ASSIGNED TASK | Copy out, from the data below, each line in which the word "Published" occurs.

DATASET ENTRIES |
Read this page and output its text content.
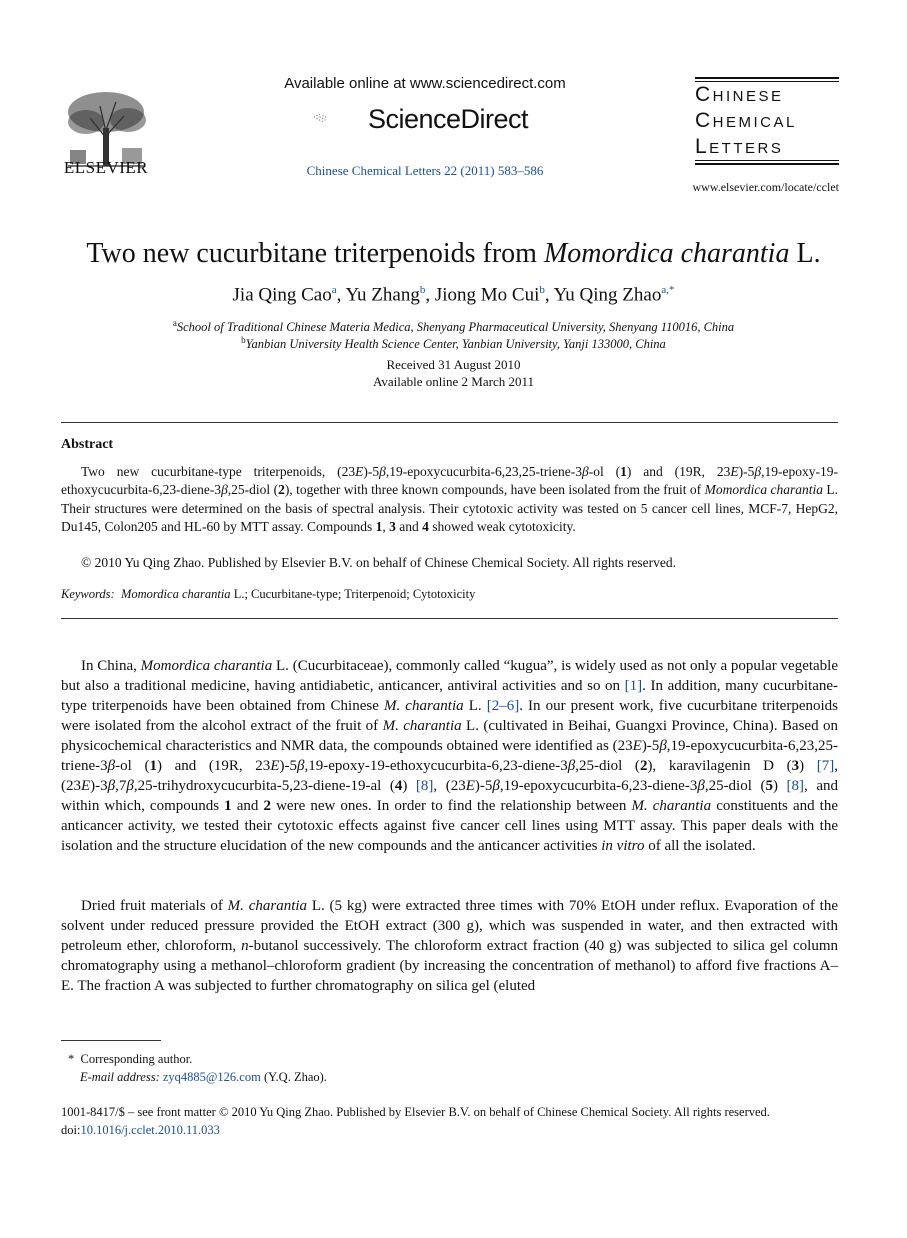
ELSEVIER
Available online at www.sciencedirect.com
ScienceDirect
Chinese Chemical Letters 22 (2011) 583–586
Chinese
Chemical
Letters
www.elsevier.com/locate/cclet
Two new cucurbitane triterpenoids from Momordica charantia L.
Jia Qing Cao$^a$, Yu Zhang$^b$, Jiong Mo Cui$^b$, Yu Qing Zhao$^{a,*}$
$^a$School of Traditional Chinese Materia Medica, Shenyang Pharmaceutical University, Shenyang 110016, China
$^b$Yanbian University Health Science Center, Yanbian University, Yanji 133000, China
Received 31 August 2010
Available online 2 March 2011
Abstract
Two new cucurbitane-type triterpenoids, (23E)-5β,19-epoxycucurbita-6,23,25-triene-3β-ol (1) and (19R, 23E)-5β,19-epoxy-19-ethoxycucurbita-6,23-diene-3β,25-diol (2), together with three known compounds, have been isolated from the fruit of Momordica charantia L. Their structures were determined on the basis of spectral analysis. Their cytotoxic activity was tested on 5 cancer cell lines, MCF-7, HepG2, Du145, Colon205 and HL-60 by MTT assay. Compounds 1, 3 and 4 showed weak cytotoxicity.
© 2010 Yu Qing Zhao. Published by Elsevier B.V. on behalf of Chinese Chemical Society. All rights reserved.
Keywords: Momordica charantia L.; Cucurbitane-type; Triterpenoid; Cytotoxicity
In China, Momordica charantia L. (Cucurbitaceae), commonly called “kugua”, is widely used as not only a popular vegetable but also a traditional medicine, having antidiabetic, anticancer, antiviral activities and so on [1]. In addition, many cucurbitane-type triterpenoids have been obtained from Chinese M. charantia L. [2–6]. In our present work, five cucurbitane triterpenoids were isolated from the alcohol extract of the fruit of M. charantia L. (cultivated in Beihai, Guangxi Province, China). Based on physicochemical characteristics and NMR data, the compounds obtained were identified as (23E)-5β,19-epoxycucurbita-6,23,25-triene-3β-ol (1) and (19R, 23E)-5β,19-epoxy-19-ethoxycucurbita-6,23-diene-3β,25-diol (2), karavilagenin D (3) [7], (23E)-3β,7β,25-trihydroxycucurbita-5,23-diene-19-al (4) [8], (23E)-5β,19-epoxycucurbita-6,23-diene-3β,25-diol (5) [8], and within which, compounds 1 and 2 were new ones. In order to find the relationship between M. charantia constituents and the anticancer activity, we tested their cytotoxic effects against five cancer cell lines using MTT assay. This paper deals with the isolation and the structure elucidation of the new compounds and the anticancer activities in vitro of all the isolated.
Dried fruit materials of M. charantia L. (5 kg) were extracted three times with 70% EtOH under reflux. Evaporation of the solvent under reduced pressure provided the EtOH extract (300 g), which was suspended in water, and then extracted with petroleum ether, chloroform, n-butanol successively. The chloroform extract fraction (40 g) was subjected to silica gel column chromatography using a methanol–chloroform gradient (by increasing the concentration of methanol) to afford five fractions A–E. The fraction A was subjected to further chromatography on silica gel (eluted
*  Corresponding author.
E-mail address: zyq4885@126.com (Y.Q. Zhao).
1001-8417/$ – see front matter © 2010 Yu Qing Zhao. Published by Elsevier B.V. on behalf of Chinese Chemical Society. All rights reserved.
doi:10.1016/j.cclet.2010.11.033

ANSWER TO THIS TASK |
© 2010 Yu Qing Zhao. Published by Elsevier B.V. on behalf of Chinese Chemical Society. All rights reserved.
1001-8417/$ – see front matter © 2010 Yu Qing Zhao. Published by Elsevier B.V. on behalf of Chinese Chemical Society. All rights reserved.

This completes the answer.